Requirements: Extract every record, exactly as written, and ignore the pictures.

Dataset entries:
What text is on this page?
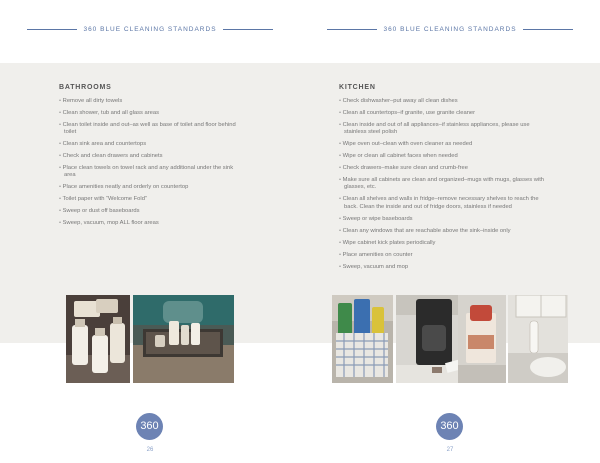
360 BLUE CLEANING STANDARDS
BATHROOMS
• Remove all dirty towels
• Clean shower, tub and all glass areas
• Clean toilet inside and out–as well as base of toilet and floor behind toilet
• Clean sink area and countertops
• Check and clean drawers and cabinets
• Place clean towels on towel rack and any additional under the sink area
• Place amenities neatly and orderly on countertop
• Toilet paper with “Welcome Fold”
• Sweep or dust off baseboards
• Sweep, vacuum, mop ALL floor areas
360
26
360 BLUE CLEANING STANDARDS
KITCHEN
• Check dishwasher–put away all clean dishes
• Clean all countertops–if granite, use granite cleaner
• Clean inside and out of all appliances–if stainless appliances, please use stainless steel polish
• Wipe oven out–clean with oven cleaner as needed
• Wipe or clean all cabinet faces when needed
• Check drawers–make sure clean and crumb-free
• Make sure all cabinets are clean and organized–mugs with mugs, glasses with glasses, etc.
• Clean all shelves and walls in fridge–remove necessary shelves to reach the back. Clean the inside and out of fridge doors, stainless if needed
• Sweep or wipe baseboards
• Clean any windows that are reachable above the sink–inside only
• Wipe cabinet kick plates periodically
• Place amenities on counter
• Sweep, vacuum and mop
360
27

The result:
What text is on this page?
360 BLUE CLEANING STANDARDS
BATHROOMS
• Remove all dirty towels
• Clean shower, tub and all glass areas
• Clean toilet inside and out–as well as base of toilet and floor behind toilet
• Clean sink area and countertops
• Check and clean drawers and cabinets
• Place clean towels on towel rack and any additional under the sink area
• Place amenities neatly and orderly on countertop
• Toilet paper with “Welcome Fold”
• Sweep or dust off baseboards
• Sweep, vacuum, mop ALL floor areas
360
26
360 BLUE CLEANING STANDARDS
KITCHEN
• Check dishwasher–put away all clean dishes
• Clean all countertops–if granite, use granite cleaner
• Clean inside and out of all appliances–if stainless appliances, please use stainless steel polish
• Wipe oven out–clean with oven cleaner as needed
• Wipe or clean all cabinet faces when needed
• Check drawers–make sure clean and crumb-free
• Make sure all cabinets are clean and organized–mugs with mugs, glasses with glasses, etc.
• Clean all shelves and walls in fridge–remove necessary shelves to reach the back. Clean the inside and out of fridge doors, stainless if needed
• Sweep or wipe baseboards
• Clean any windows that are reachable above the sink–inside only
• Wipe cabinet kick plates periodically
• Place amenities on counter
• Sweep, vacuum and mop
360
27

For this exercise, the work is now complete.